• [PROBLEM DESCRIPTION]:
Report the number of lines in these entries that contain "text". Write only the number.

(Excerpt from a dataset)
= = = = =

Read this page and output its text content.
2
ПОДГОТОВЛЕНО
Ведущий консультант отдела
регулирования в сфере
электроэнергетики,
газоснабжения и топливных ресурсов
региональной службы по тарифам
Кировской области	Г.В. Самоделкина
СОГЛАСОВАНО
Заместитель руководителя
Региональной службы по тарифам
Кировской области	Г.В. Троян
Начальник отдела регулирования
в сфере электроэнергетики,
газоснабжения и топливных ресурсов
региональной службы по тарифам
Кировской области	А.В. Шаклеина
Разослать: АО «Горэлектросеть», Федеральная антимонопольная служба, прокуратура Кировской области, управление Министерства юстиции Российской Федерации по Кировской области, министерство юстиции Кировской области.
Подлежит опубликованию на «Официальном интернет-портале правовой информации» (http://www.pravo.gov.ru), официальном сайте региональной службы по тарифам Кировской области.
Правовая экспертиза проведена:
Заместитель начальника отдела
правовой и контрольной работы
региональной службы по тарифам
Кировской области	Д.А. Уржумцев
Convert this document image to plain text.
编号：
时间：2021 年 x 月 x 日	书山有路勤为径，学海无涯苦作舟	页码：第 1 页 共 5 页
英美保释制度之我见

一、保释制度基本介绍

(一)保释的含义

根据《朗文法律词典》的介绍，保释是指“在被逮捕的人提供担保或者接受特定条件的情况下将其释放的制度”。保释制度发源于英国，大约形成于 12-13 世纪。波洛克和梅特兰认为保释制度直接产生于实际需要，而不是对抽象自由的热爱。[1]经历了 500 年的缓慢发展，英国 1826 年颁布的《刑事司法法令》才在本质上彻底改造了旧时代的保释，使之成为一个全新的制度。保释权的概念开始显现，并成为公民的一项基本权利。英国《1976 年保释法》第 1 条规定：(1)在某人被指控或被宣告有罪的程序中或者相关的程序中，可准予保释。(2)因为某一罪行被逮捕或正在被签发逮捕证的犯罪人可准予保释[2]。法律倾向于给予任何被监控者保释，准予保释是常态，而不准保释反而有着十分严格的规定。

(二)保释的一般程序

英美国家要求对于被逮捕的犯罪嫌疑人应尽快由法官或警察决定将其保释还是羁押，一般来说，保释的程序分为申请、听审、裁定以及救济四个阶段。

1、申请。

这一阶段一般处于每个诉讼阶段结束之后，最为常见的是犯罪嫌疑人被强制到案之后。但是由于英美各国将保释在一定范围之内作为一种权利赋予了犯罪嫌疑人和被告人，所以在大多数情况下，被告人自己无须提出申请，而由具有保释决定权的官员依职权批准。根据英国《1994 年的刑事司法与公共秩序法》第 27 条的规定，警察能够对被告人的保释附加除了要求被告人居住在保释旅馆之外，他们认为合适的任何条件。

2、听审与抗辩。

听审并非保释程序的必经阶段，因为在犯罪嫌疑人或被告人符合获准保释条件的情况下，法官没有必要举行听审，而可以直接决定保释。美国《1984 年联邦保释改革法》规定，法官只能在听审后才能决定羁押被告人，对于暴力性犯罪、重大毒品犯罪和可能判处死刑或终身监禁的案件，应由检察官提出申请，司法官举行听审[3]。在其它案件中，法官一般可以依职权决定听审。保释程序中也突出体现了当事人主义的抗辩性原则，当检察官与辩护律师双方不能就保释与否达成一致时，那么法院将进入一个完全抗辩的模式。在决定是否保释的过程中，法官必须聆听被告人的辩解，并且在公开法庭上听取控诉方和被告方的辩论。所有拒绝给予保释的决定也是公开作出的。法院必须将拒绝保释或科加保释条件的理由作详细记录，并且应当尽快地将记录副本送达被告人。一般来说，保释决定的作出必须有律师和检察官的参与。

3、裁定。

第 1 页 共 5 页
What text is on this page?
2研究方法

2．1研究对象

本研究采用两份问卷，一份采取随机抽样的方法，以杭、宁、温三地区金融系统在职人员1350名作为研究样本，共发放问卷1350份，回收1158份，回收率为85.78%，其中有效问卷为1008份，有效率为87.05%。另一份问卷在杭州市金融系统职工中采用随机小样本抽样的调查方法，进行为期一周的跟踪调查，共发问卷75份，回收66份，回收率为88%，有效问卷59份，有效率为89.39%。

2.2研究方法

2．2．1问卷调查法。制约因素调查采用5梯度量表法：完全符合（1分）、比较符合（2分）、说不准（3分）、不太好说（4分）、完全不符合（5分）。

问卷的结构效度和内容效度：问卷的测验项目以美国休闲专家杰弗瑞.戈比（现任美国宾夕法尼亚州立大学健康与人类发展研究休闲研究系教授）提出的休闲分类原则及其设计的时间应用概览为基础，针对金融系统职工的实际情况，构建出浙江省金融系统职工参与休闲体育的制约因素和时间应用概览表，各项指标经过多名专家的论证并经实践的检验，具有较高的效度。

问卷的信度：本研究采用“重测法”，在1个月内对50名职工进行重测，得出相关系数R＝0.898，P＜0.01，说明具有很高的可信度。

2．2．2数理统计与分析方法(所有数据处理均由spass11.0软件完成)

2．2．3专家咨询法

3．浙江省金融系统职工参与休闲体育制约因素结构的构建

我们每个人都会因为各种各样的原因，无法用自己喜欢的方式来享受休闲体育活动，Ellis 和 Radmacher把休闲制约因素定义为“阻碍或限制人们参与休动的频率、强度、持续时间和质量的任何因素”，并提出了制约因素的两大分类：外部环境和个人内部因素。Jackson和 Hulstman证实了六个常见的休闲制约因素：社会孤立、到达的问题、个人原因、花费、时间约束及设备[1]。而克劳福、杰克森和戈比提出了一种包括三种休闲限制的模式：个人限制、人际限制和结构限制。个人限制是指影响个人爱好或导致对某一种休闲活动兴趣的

= = = = =

• [ANSWER TO THIS EXERCISE]:
3